Aim:
In the listing below, pick out lines with "identifies".

+++ Data shown +++

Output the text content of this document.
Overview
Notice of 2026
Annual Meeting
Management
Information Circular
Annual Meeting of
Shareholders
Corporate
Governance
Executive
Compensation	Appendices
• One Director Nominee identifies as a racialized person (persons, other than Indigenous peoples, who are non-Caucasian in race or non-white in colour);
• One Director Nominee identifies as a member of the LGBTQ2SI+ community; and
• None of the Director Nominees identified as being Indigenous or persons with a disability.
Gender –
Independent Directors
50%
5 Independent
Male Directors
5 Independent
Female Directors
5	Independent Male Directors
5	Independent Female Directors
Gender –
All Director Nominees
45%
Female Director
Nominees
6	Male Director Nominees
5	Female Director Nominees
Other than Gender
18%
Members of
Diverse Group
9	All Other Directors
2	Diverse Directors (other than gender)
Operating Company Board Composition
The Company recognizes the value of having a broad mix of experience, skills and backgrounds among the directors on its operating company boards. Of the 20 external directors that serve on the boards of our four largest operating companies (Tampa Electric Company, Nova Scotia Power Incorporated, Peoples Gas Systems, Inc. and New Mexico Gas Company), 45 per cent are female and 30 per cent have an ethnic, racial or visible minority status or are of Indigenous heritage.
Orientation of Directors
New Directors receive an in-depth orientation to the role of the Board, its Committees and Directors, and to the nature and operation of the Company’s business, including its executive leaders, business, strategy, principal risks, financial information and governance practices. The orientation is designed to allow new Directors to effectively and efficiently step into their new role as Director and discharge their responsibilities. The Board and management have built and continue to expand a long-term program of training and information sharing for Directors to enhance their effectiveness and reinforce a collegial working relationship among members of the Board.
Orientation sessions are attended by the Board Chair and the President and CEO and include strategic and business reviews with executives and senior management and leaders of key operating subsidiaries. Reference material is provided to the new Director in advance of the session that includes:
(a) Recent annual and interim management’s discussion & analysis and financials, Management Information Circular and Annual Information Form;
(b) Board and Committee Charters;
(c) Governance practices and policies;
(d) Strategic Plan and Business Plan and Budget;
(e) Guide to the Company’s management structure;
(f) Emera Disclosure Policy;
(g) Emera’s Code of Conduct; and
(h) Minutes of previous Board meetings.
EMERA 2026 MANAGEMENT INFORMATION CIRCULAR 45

+++

The solution:
• One Director Nominee identifies as a racialized person (persons, other than Indigenous peoples, who are non-Caucasian in race or non-white in colour);
• One Director Nominee identifies as a member of the LGBTQ2SI+ community; and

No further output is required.